* Begin Data listing *
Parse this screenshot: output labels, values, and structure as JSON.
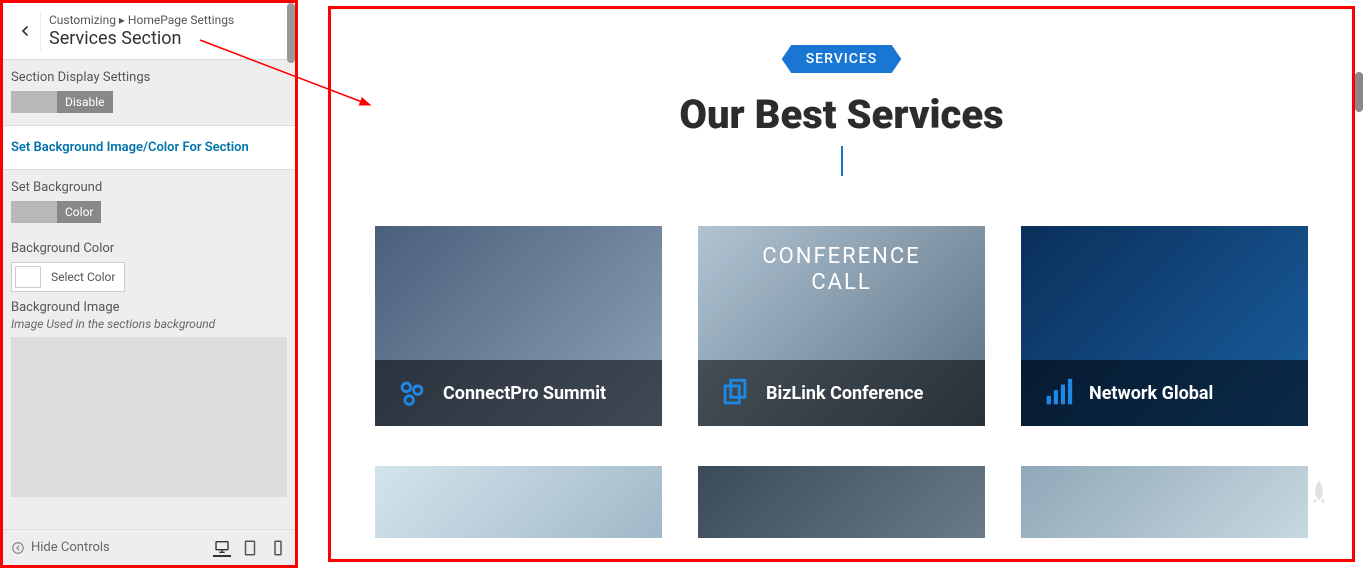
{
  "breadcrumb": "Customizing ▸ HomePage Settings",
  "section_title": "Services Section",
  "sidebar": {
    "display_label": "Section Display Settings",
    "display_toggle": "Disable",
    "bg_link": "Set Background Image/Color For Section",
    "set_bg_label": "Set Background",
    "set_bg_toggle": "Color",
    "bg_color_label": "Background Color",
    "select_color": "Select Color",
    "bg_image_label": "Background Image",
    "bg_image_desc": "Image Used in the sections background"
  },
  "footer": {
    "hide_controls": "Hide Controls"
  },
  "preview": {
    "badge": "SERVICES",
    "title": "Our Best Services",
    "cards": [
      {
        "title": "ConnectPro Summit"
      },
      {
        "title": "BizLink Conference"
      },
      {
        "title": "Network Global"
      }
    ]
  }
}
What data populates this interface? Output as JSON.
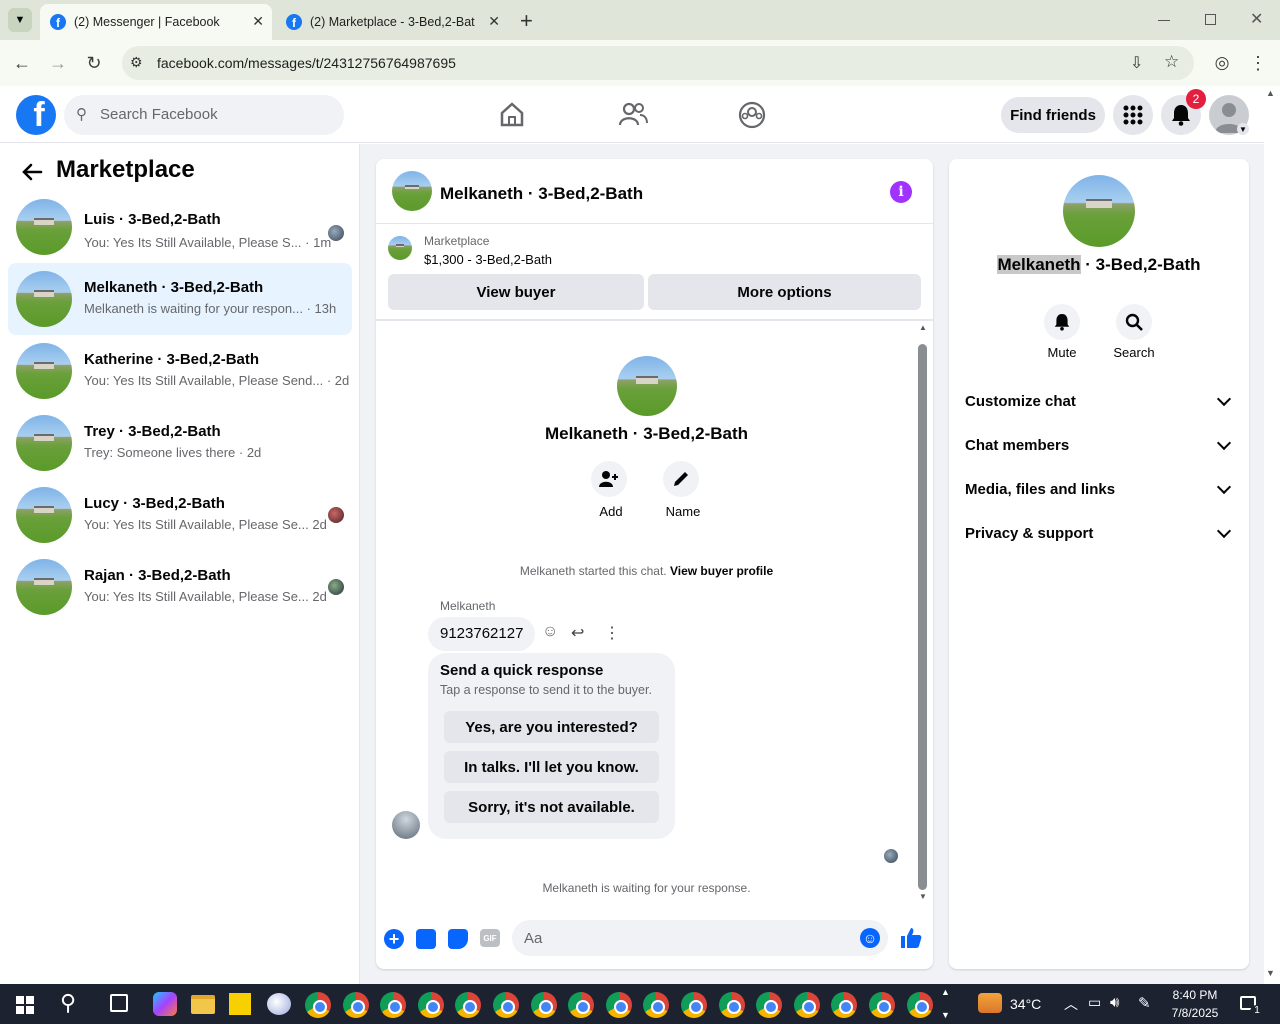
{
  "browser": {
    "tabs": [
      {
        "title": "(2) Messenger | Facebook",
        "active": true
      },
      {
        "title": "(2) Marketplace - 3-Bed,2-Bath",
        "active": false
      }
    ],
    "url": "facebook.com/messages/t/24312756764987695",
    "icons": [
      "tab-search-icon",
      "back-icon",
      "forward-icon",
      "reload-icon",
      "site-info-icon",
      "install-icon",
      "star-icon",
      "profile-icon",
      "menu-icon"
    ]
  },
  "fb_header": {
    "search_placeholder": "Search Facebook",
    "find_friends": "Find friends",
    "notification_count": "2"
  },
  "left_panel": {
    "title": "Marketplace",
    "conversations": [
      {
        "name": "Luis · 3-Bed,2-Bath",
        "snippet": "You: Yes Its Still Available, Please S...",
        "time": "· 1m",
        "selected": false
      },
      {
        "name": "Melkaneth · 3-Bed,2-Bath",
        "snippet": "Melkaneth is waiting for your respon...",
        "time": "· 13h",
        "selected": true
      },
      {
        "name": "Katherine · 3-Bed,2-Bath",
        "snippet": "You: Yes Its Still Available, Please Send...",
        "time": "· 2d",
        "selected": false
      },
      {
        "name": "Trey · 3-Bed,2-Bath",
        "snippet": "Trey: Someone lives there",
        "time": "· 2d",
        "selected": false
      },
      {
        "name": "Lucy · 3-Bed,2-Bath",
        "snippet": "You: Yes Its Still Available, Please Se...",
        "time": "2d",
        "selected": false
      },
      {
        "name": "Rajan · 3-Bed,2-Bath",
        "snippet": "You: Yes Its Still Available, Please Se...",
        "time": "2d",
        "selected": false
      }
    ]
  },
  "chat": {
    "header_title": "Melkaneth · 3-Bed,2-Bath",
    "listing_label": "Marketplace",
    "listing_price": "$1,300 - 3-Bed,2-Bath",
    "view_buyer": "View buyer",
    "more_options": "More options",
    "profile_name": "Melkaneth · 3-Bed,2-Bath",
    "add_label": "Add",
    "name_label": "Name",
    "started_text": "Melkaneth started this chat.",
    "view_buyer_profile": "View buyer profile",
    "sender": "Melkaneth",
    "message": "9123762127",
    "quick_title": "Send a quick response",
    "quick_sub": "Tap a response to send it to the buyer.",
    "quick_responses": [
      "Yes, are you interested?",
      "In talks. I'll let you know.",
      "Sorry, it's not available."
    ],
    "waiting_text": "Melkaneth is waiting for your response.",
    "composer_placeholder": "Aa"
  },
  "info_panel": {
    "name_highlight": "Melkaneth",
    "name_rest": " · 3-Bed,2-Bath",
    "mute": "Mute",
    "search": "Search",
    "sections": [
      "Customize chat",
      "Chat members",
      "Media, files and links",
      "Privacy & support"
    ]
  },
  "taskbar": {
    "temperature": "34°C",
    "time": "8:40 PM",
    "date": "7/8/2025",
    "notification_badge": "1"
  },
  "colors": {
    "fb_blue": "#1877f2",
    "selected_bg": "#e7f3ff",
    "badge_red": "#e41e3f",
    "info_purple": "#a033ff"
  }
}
* End Data listing *
* Begin Data listing *
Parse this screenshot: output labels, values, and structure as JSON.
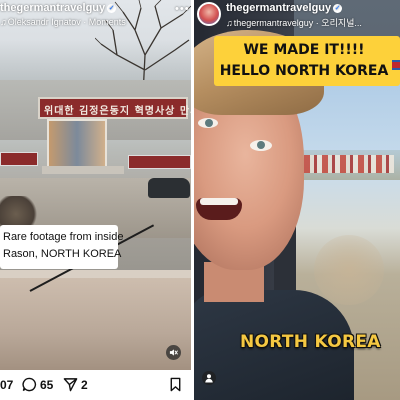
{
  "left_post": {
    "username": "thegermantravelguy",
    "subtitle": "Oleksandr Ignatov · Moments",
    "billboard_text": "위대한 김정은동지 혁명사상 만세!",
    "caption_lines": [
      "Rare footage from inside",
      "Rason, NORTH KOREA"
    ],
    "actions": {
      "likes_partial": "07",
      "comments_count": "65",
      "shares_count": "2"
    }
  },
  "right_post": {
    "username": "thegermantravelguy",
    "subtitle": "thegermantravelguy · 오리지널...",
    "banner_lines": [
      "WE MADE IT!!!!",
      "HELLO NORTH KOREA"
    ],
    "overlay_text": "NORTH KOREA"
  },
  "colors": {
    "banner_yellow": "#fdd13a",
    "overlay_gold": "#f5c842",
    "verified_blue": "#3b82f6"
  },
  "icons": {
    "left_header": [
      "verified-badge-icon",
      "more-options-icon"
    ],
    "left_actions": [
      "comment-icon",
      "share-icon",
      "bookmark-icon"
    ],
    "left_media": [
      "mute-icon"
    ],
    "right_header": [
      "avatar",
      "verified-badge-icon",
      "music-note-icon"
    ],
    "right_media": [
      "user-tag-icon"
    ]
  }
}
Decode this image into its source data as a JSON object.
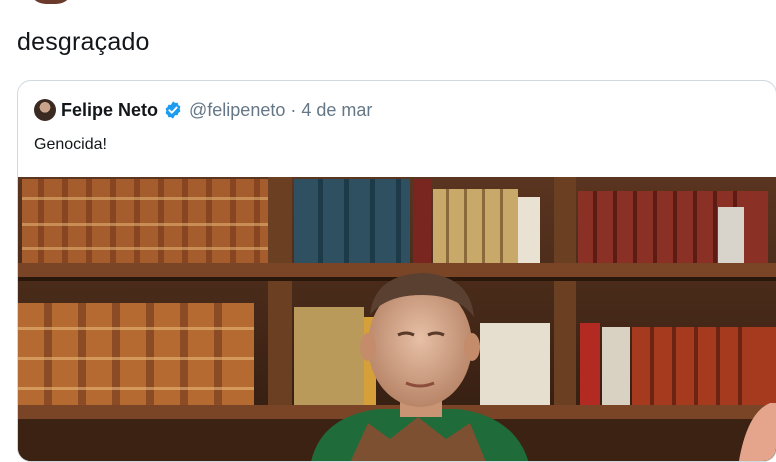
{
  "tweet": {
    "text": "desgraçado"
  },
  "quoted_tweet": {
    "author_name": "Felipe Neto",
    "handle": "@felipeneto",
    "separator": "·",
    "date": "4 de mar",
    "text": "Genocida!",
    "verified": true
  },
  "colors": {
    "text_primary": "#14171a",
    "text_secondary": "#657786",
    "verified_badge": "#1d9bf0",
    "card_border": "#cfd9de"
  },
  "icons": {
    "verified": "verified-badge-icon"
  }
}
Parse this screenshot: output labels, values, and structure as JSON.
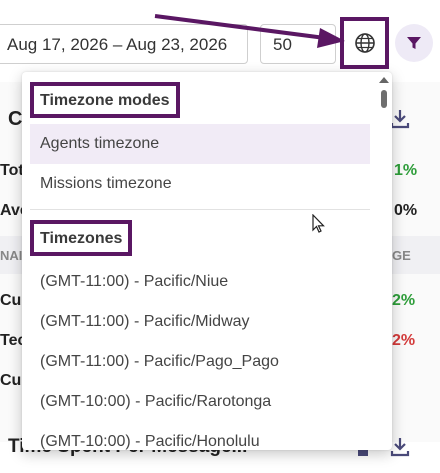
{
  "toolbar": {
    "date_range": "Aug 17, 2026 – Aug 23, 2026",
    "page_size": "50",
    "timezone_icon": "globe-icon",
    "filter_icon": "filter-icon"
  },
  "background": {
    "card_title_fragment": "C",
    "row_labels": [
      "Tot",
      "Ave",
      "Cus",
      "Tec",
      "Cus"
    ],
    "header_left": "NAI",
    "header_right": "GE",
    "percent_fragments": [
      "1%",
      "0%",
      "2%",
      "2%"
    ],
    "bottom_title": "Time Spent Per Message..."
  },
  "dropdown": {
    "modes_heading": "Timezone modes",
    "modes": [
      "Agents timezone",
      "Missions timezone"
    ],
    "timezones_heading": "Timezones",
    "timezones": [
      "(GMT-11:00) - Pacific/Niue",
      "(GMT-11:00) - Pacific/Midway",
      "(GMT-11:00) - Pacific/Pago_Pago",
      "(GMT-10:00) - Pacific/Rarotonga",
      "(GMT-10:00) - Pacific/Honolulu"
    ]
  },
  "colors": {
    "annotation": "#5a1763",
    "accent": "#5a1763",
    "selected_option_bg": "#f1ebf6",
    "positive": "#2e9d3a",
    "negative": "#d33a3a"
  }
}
* End Data listing *
* Begin Data listing *
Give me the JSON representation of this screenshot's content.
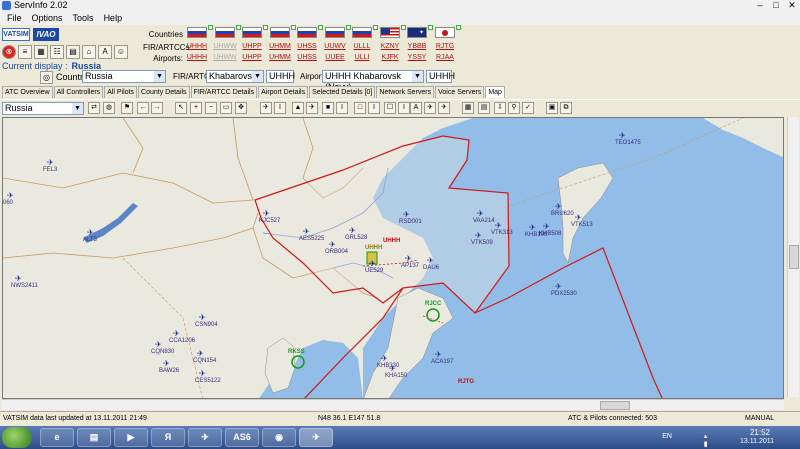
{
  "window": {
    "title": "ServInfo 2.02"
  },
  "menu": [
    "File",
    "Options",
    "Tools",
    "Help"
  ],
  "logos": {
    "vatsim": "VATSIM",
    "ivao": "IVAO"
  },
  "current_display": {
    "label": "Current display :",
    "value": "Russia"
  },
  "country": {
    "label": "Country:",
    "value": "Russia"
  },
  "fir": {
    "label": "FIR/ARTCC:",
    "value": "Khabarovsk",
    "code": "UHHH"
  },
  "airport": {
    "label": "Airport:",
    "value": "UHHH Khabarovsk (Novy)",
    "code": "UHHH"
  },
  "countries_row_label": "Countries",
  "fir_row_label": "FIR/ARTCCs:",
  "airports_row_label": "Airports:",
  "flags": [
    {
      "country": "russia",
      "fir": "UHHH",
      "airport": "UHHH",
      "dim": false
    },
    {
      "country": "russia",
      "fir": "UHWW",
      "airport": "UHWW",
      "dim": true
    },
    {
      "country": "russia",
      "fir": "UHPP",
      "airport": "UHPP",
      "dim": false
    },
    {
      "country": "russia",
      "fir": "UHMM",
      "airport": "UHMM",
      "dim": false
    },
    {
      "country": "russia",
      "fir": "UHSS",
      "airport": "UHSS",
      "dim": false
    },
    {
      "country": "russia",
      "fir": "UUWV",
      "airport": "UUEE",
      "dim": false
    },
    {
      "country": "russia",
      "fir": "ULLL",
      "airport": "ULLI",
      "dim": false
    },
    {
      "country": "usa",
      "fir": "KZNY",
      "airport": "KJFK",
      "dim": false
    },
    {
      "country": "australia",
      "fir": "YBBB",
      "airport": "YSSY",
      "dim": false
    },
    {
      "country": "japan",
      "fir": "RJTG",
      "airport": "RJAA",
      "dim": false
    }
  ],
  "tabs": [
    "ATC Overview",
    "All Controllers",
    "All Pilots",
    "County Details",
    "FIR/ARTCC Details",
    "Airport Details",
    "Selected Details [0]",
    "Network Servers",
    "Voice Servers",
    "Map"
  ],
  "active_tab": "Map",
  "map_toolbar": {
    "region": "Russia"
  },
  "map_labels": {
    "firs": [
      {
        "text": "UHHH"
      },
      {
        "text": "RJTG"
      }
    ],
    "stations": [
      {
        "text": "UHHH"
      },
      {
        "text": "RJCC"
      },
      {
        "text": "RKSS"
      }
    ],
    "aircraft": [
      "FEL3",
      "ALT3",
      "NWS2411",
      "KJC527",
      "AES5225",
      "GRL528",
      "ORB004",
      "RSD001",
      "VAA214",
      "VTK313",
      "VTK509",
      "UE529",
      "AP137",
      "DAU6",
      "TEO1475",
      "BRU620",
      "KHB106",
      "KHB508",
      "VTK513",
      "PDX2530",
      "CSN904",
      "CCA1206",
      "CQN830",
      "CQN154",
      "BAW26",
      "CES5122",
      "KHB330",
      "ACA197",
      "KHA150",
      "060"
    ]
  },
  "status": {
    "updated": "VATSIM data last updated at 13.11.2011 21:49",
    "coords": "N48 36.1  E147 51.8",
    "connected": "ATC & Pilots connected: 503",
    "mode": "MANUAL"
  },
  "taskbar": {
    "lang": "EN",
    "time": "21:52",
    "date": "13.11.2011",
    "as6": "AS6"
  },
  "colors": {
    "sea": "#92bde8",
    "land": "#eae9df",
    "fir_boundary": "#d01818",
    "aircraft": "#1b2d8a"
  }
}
* End Data listing *
=== Stated goal ===
Gather each line in these records that contains the string "Pacific".

=== Response to this task ===
      "(GMT-11:00) - Pacific/Niue",
      "(GMT-11:00) - Pacific/Midway",
      "(GMT-11:00) - Pacific/Pago_Pago",
      "(GMT-10:00) - Pacific/Rarotonga",
      "(GMT-10:00) - Pacific/Honolulu"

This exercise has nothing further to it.